Document:
--- START ---
Status of LedgerHub, Releases, Installation, Documentation, Importers,... how can I get started?

521 views
Skip to first unread message

johan...@gmail.com

unread,
Oct 7, 2014, 3:34:39 PM10/7/14
to bean...@googlegroups.com
Hi!

I am interested in using LedgerHub for regularly pulling in online banking transactions. Many questions come to my mind, which I did not find answered on beancounts homepage [1], design doc [2], and source code [3]:

* Current Status: What is the status of LedgerHub? Do you rather consider it to be experimental, or ready to be used in some sense?

* Version / Releases: I cannot find any release of ledgerhub, nor any release branch or tags in the mercurial repo. Are users intended to run the latest version from the repo? From a user's perspective, I would prefer to see versioned releases, ideally packaged and registered as a python package so I can simply run "pip install ledgerhub".

* Installation: The "TODO" file mentions a workarounds for installing libmagic on Mac OS X. Is this workaround still required?

* Documentation, How to Get Started: How can I start using LedgerHub to import files that I downloaded from my bank? Judging from the source code, there seem to be two possible ways: I found the notion of import scripts, and I found commandline APIs. Are these equivalent ways of using ledgerhub? Note: If LedgerHub is ready for use, I am willing to try it out and to help improve documentation along the way.

* Importers: I was surprised to find a number of bank-specific importers in the "lib/python/ledgerhub/importers" directory. Instead, I would have expected general-purpose solutions for importing CSV, OFX etc, and only lightweight configurations for specific banks. So, in order to configure LedgerHub for the CSV files that I download from my banks would I also have to write - similarly complicated - importers? (Given my limited python skills, I tend to think this would not be worth the effort).

* Directory structure: Where should the source files (e.g., CSV) and the ledgerhub output (e.g., *.beancount, *.ledger) be saved? Are there any best practices / recommendations regarding the directory structure? Should I append the output to a main ledger file, or rather import it using an import directive?

* Duplicates: The ledgerhub design doc [1] mentions ledgerhub's capability of identifying duplicate transactions. How do I tell ledgerhub about pre-existing transactions?

* Ledger-Cli vs. Beancount Syntax: Can ledgerhub write (when importing) and read (for duplicate detection) both ledger and beancount syntax? Is the beancount syntax more stable / better supported than the ledger syntax, suggesting I should switch from ledger to beancount in order to use ledgerhub?

...many questions by a novice user ;-)
thank you for your attention and consideration!

Johannes


[1] http://furius.ca/ledgerhub/

[2] https://docs.google.com/document/d/11u1sWv7H7Ykbc7ayS4M9V3yKqcuTY7LJ3n1tgnEN2Hk/edit

[3] https://hg.furius.ca/public/ledgerhub/file/51a415845777/doc

Martin Blais

unread,
Oct 8, 2014, 12:36:42 AM10/8/14
to johan...@gmail.com, bean...@googlegroups.com
On Tue, Oct 7, 2014 at 2:34 PM, <johan...@gmail.com> wrote:
Hi!
--- END ---
Dataset extract:
--- START ---
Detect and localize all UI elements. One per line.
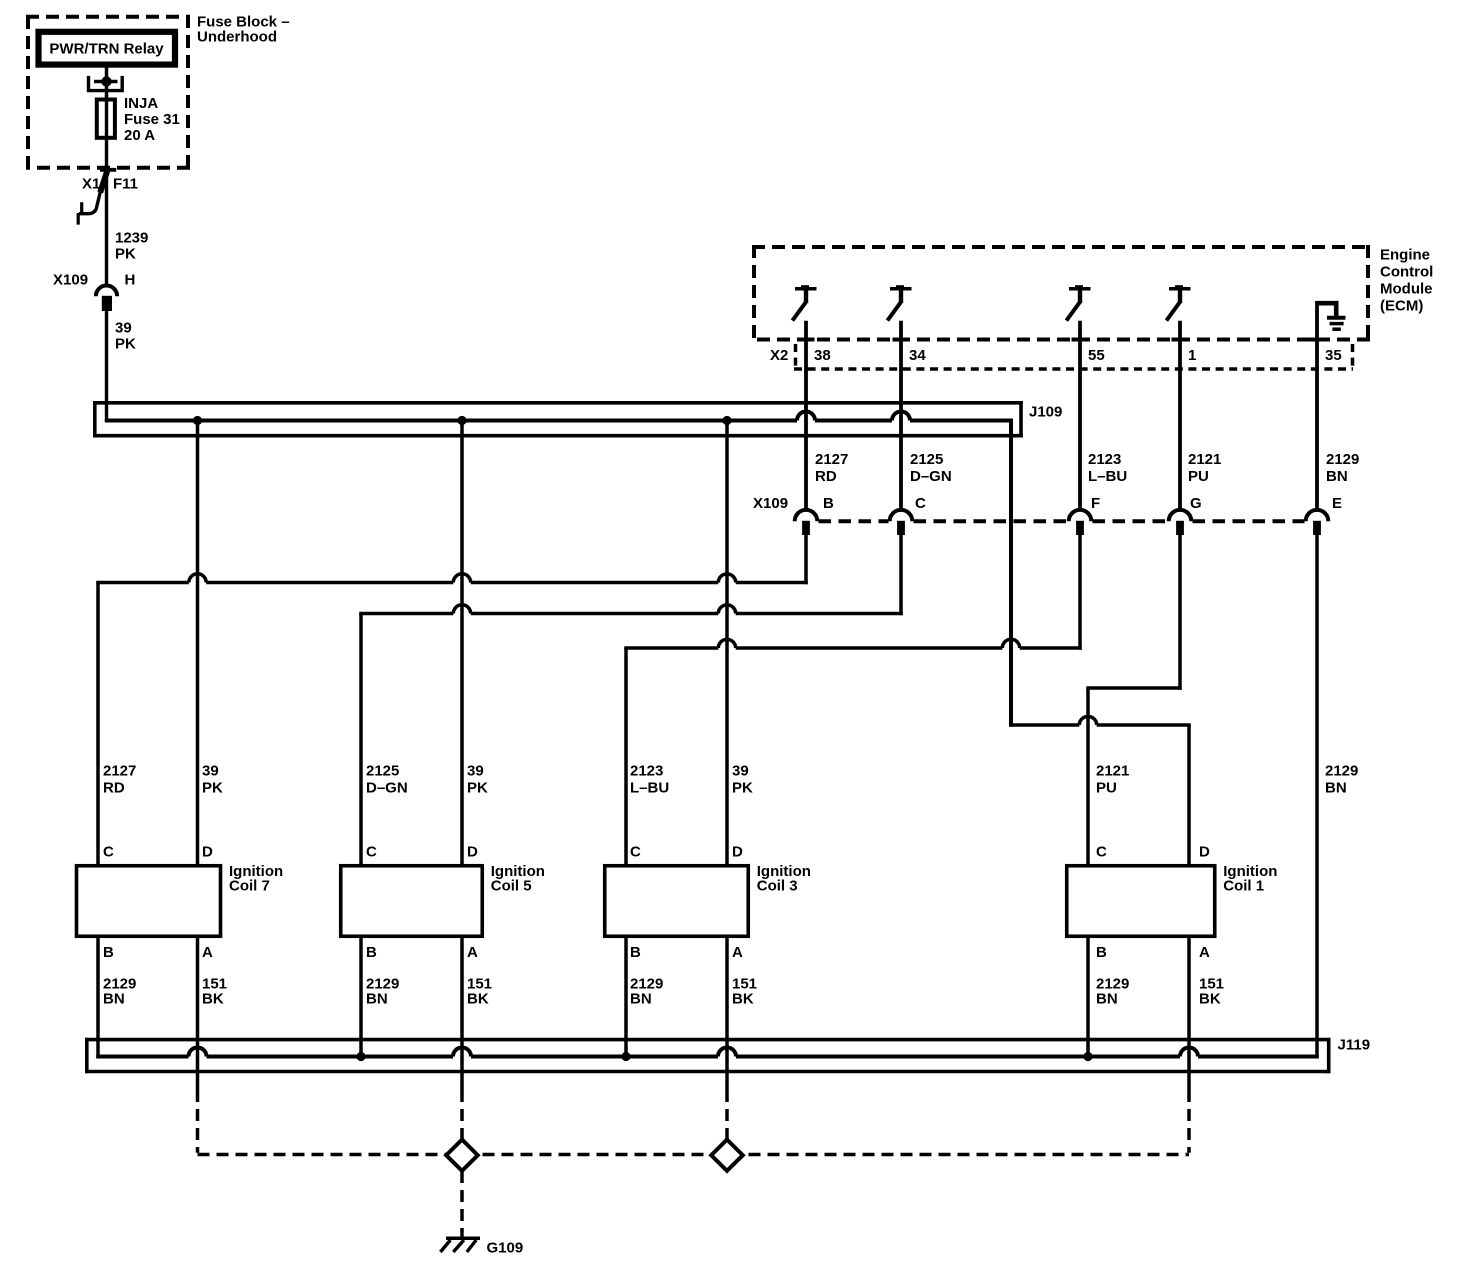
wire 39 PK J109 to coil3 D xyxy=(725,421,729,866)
--- END ---
What to work on:
(A) Answer these questions about the LedgerHub thread, one answer per line:
(i) What command would the first poster like to be able to run to install LedgerHub?
(ii) In which directory did the poster find the bank-specific importers?
(iii) On what date and at what time was Martin Blais's reply sent?
(B) Write out the LedgerHub thread word for word between "I am interested" and "workaround still required?", inclusive.
The data has no role in any of this.

Responses by task:
(A)
(i) "pip install ledgerhub"
(ii) "lib/python/ledgerhub/importers"
(iii) Oct 8, 2014, at 12:36:42 AM

(B)
I am interested in using LedgerHub for regularly pulling in online banking transactions. Many questions come to my mind, which I did not find answered on beancounts homepage [1], design doc [2], and source code [3]:

* Current Status: What is the status of LedgerHub? Do you rather consider it to be experimental, or ready to be used in some sense?

* Version / Releases: I cannot find any release of ledgerhub, nor any release branch or tags in the mercurial repo. Are users intended to run the latest version from the repo? From a user's perspective, I would prefer to see versioned releases, ideally packaged and registered as a python package so I can simply run "pip install ledgerhub".

* Installation: The "TODO" file mentions a workarounds for installing libmagic on Mac OS X. Is this workaround still required?